==== Input ====

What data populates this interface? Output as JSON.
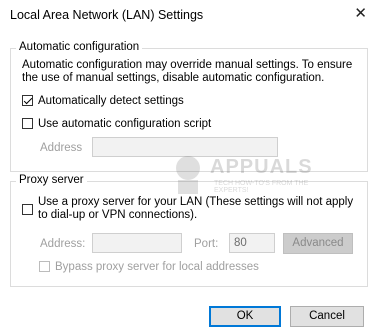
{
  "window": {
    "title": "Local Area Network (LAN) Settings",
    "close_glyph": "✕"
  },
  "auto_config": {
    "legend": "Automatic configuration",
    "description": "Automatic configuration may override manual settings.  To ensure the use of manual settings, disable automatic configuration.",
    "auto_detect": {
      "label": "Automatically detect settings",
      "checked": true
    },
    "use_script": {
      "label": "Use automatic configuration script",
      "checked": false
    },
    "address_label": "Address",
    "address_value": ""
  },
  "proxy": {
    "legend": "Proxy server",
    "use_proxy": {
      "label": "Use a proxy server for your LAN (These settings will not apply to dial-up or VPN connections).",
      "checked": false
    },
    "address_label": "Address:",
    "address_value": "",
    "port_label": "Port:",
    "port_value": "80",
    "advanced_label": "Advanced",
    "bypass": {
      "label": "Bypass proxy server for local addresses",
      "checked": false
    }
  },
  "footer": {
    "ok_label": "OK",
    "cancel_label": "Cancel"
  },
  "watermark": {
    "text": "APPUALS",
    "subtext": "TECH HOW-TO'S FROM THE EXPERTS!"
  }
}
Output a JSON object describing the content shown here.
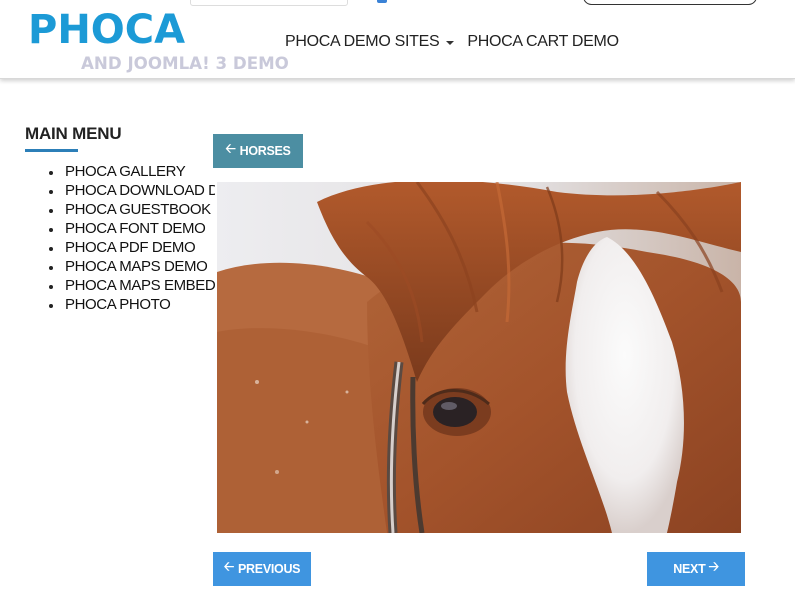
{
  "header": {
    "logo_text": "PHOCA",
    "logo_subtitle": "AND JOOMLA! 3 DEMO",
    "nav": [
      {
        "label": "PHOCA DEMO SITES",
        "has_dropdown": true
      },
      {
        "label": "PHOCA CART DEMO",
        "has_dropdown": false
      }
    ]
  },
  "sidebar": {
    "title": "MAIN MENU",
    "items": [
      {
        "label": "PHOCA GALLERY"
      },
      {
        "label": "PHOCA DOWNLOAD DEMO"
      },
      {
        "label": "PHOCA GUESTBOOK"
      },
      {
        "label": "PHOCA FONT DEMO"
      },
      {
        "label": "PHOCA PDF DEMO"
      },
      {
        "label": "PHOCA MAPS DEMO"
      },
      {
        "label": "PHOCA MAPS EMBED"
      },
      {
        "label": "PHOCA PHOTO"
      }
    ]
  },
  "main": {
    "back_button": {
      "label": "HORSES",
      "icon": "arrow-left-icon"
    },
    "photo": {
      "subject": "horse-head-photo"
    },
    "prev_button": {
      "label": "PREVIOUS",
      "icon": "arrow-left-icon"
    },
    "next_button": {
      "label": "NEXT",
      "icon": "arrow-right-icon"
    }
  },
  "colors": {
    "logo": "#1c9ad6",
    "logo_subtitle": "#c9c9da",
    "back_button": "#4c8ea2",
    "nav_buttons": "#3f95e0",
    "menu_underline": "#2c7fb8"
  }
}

====

Replicate the material above verbatim; images stay out of the copy.

What data populates this interface? Output as JSON.
{
  "window": {
    "title": "Local Area Network (LAN) Settings",
    "close_glyph": "✕"
  },
  "auto_config": {
    "legend": "Automatic configuration",
    "description": "Automatic configuration may override manual settings.  To ensure the use of manual settings, disable automatic configuration.",
    "auto_detect": {
      "label": "Automatically detect settings",
      "checked": true
    },
    "use_script": {
      "label": "Use automatic configuration script",
      "checked": false
    },
    "address_label": "Address",
    "address_value": ""
  },
  "proxy": {
    "legend": "Proxy server",
    "use_proxy": {
      "label": "Use a proxy server for your LAN (These settings will not apply to dial-up or VPN connections).",
      "checked": false
    },
    "address_label": "Address:",
    "address_value": "",
    "port_label": "Port:",
    "port_value": "80",
    "advanced_label": "Advanced",
    "bypass": {
      "label": "Bypass proxy server for local addresses",
      "checked": false
    }
  },
  "footer": {
    "ok_label": "OK",
    "cancel_label": "Cancel"
  },
  "watermark": {
    "text": "APPUALS",
    "subtext": "TECH HOW-TO'S FROM THE EXPERTS!"
  }
}
Output a JSON object describing the content shown here.
{
  "header": {
    "logo_text": "PHOCA",
    "logo_subtitle": "AND JOOMLA! 3 DEMO",
    "nav": [
      {
        "label": "PHOCA DEMO SITES",
        "has_dropdown": true
      },
      {
        "label": "PHOCA CART DEMO",
        "has_dropdown": false
      }
    ]
  },
  "sidebar": {
    "title": "MAIN MENU",
    "items": [
      {
        "label": "PHOCA GALLERY"
      },
      {
        "label": "PHOCA DOWNLOAD DEMO"
      },
      {
        "label": "PHOCA GUESTBOOK"
      },
      {
        "label": "PHOCA FONT DEMO"
      },
      {
        "label": "PHOCA PDF DEMO"
      },
      {
        "label": "PHOCA MAPS DEMO"
      },
      {
        "label": "PHOCA MAPS EMBED"
      },
      {
        "label": "PHOCA PHOTO"
      }
    ]
  },
  "main": {
    "back_button": {
      "label": "HORSES",
      "icon": "arrow-left-icon"
    },
    "photo": {
      "subject": "horse-head-photo"
    },
    "prev_button": {
      "label": "PREVIOUS",
      "icon": "arrow-left-icon"
    },
    "next_button": {
      "label": "NEXT",
      "icon": "arrow-right-icon"
    }
  },
  "colors": {
    "logo": "#1c9ad6",
    "logo_subtitle": "#c9c9da",
    "back_button": "#4c8ea2",
    "nav_buttons": "#3f95e0",
    "menu_underline": "#2c7fb8"
  }
}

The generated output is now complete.